* Start *
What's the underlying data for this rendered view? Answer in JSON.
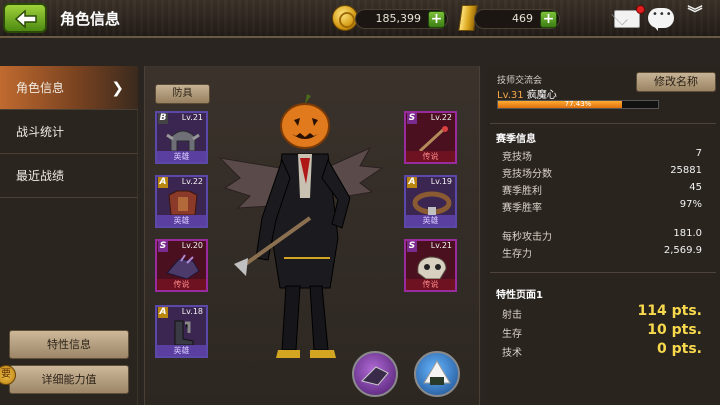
{
  "header": {
    "title": "角色信息",
    "coins": "185,399",
    "gold": "469",
    "plus": "+",
    "collapse_glyph": "︾"
  },
  "sidebar": {
    "items": [
      {
        "label": "角色信息",
        "active": true,
        "chevron": "❯"
      },
      {
        "label": "战斗统计",
        "active": false
      },
      {
        "label": "最近战绩",
        "active": false
      }
    ],
    "trait_button": "特性信息",
    "detail_button": "详细能力值",
    "badge": "要"
  },
  "equipment": {
    "armor_button": "防具",
    "left_slots": [
      {
        "grade": "B",
        "level": "Lv.21",
        "tier": "英雄"
      },
      {
        "grade": "A",
        "level": "Lv.22",
        "tier": "英雄"
      },
      {
        "grade": "S",
        "level": "Lv.20",
        "tier": "传说"
      },
      {
        "grade": "A",
        "level": "Lv.18",
        "tier": "英雄"
      }
    ],
    "right_slots": [
      {
        "grade": "S",
        "level": "Lv.22",
        "tier": "传说"
      },
      {
        "grade": "A",
        "level": "Lv.19",
        "tier": "英雄"
      },
      {
        "grade": "S",
        "level": "Lv.21",
        "tier": "传说"
      }
    ]
  },
  "profile": {
    "guild": "技师交流会",
    "level": "Lv.31",
    "name": "疯魔心",
    "xp_percent": 77.43,
    "xp_text": "77.43%",
    "rename_button": "修改名称"
  },
  "season": {
    "title": "赛季信息",
    "rows": [
      {
        "label": "竞技场",
        "value": "7"
      },
      {
        "label": "竞技场分数",
        "value": "25881"
      },
      {
        "label": "赛季胜利",
        "value": "45"
      },
      {
        "label": "赛季胜率",
        "value": "97%"
      }
    ],
    "rows2": [
      {
        "label": "每秒攻击力",
        "value": "181.0"
      },
      {
        "label": "生存力",
        "value": "2,569.9"
      }
    ]
  },
  "traits": {
    "title": "特性页面1",
    "rows": [
      {
        "label": "射击",
        "value": "114 pts."
      },
      {
        "label": "生存",
        "value": "10 pts."
      },
      {
        "label": "技术",
        "value": "0 pts."
      }
    ]
  },
  "colors": {
    "accent": "#c06a2f",
    "hero": "#5b3fa0",
    "legend": "#6e1221",
    "points": "#f8d94d"
  }
}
* End *
**Problem statement:** Each entry shown above must be quoted exactly, with its pictures left out.

**Output of the exercise:**
What's the underlying data for this rendered view? Answer in JSON.
{
  "header": {
    "title": "角色信息",
    "coins": "185,399",
    "gold": "469",
    "plus": "+",
    "collapse_glyph": "︾"
  },
  "sidebar": {
    "items": [
      {
        "label": "角色信息",
        "active": true,
        "chevron": "❯"
      },
      {
        "label": "战斗统计",
        "active": false
      },
      {
        "label": "最近战绩",
        "active": false
      }
    ],
    "trait_button": "特性信息",
    "detail_button": "详细能力值",
    "badge": "要"
  },
  "equipment": {
    "armor_button": "防具",
    "left_slots": [
      {
        "grade": "B",
        "level": "Lv.21",
        "tier": "英雄"
      },
      {
        "grade": "A",
        "level": "Lv.22",
        "tier": "英雄"
      },
      {
        "grade": "S",
        "level": "Lv.20",
        "tier": "传说"
      },
      {
        "grade": "A",
        "level": "Lv.18",
        "tier": "英雄"
      }
    ],
    "right_slots": [
      {
        "grade": "S",
        "level": "Lv.22",
        "tier": "传说"
      },
      {
        "grade": "A",
        "level": "Lv.19",
        "tier": "英雄"
      },
      {
        "grade": "S",
        "level": "Lv.21",
        "tier": "传说"
      }
    ]
  },
  "profile": {
    "guild": "技师交流会",
    "level": "Lv.31",
    "name": "疯魔心",
    "xp_percent": 77.43,
    "xp_text": "77.43%",
    "rename_button": "修改名称"
  },
  "season": {
    "title": "赛季信息",
    "rows": [
      {
        "label": "竞技场",
        "value": "7"
      },
      {
        "label": "竞技场分数",
        "value": "25881"
      },
      {
        "label": "赛季胜利",
        "value": "45"
      },
      {
        "label": "赛季胜率",
        "value": "97%"
      }
    ],
    "rows2": [
      {
        "label": "每秒攻击力",
        "value": "181.0"
      },
      {
        "label": "生存力",
        "value": "2,569.9"
      }
    ]
  },
  "traits": {
    "title": "特性页面1",
    "rows": [
      {
        "label": "射击",
        "value": "114 pts."
      },
      {
        "label": "生存",
        "value": "10 pts."
      },
      {
        "label": "技术",
        "value": "0 pts."
      }
    ]
  },
  "colors": {
    "accent": "#c06a2f",
    "hero": "#5b3fa0",
    "legend": "#6e1221",
    "points": "#f8d94d"
  }
}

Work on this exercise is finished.